» **What this task involves**:
Using the listing below, report all lines holding the word "name".

» **Source data**:
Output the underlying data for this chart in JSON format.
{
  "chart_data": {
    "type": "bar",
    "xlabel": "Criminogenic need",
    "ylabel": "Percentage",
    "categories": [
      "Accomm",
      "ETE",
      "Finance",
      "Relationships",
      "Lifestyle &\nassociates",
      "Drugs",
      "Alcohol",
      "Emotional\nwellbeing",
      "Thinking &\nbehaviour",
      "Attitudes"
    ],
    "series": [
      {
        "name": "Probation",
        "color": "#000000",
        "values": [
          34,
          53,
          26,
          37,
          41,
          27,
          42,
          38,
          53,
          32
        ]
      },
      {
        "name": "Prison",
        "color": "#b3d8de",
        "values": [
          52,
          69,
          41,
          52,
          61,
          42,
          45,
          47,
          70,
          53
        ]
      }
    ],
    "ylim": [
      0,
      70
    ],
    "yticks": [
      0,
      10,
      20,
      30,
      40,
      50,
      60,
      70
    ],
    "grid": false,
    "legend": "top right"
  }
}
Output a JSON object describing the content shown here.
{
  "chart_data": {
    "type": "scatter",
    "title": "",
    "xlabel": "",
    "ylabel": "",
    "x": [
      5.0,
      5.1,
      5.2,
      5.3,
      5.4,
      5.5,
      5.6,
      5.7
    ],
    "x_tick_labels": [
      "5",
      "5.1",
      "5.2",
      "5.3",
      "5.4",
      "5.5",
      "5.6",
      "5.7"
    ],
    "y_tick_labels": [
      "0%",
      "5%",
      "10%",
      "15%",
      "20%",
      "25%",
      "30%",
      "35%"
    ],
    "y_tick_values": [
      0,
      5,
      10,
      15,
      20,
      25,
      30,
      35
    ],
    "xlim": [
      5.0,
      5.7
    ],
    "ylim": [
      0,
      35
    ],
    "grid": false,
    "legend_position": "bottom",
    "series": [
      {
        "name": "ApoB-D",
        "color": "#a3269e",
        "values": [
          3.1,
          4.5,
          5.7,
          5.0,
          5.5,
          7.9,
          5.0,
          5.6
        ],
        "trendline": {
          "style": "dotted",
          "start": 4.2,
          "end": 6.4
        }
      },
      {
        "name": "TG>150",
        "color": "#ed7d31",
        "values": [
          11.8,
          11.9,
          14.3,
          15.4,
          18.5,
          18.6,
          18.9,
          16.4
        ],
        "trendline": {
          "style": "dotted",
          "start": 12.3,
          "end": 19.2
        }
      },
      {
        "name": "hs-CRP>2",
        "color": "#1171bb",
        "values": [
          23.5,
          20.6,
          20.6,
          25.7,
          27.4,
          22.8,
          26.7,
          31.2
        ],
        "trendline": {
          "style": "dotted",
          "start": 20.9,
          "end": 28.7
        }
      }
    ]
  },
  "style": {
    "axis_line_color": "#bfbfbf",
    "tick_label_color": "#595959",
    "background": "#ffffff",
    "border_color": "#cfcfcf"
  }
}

...

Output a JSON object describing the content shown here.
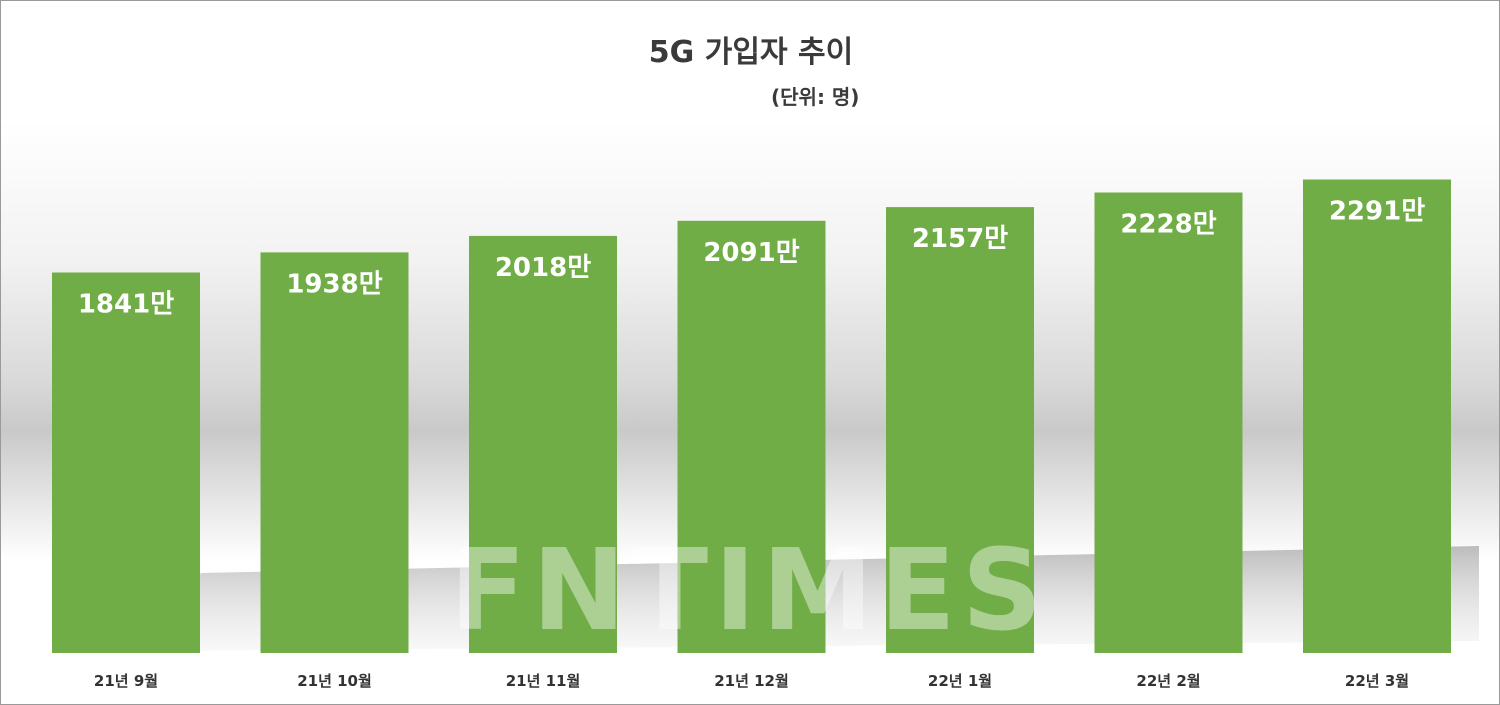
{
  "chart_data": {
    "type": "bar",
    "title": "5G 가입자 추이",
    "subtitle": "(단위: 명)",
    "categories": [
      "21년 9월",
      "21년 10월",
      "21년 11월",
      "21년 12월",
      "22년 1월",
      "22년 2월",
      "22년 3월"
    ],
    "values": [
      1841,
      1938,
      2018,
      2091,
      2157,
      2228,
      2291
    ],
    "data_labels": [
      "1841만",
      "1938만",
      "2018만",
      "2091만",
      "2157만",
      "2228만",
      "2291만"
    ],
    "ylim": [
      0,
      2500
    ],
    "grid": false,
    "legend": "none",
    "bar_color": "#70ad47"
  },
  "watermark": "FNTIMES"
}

» **Complete answer**:
        "name": "Probation",
        "name": "Prison",
        "name": "ApoB-D",
        "name": "TG>150",
        "name": "hs-CRP>2",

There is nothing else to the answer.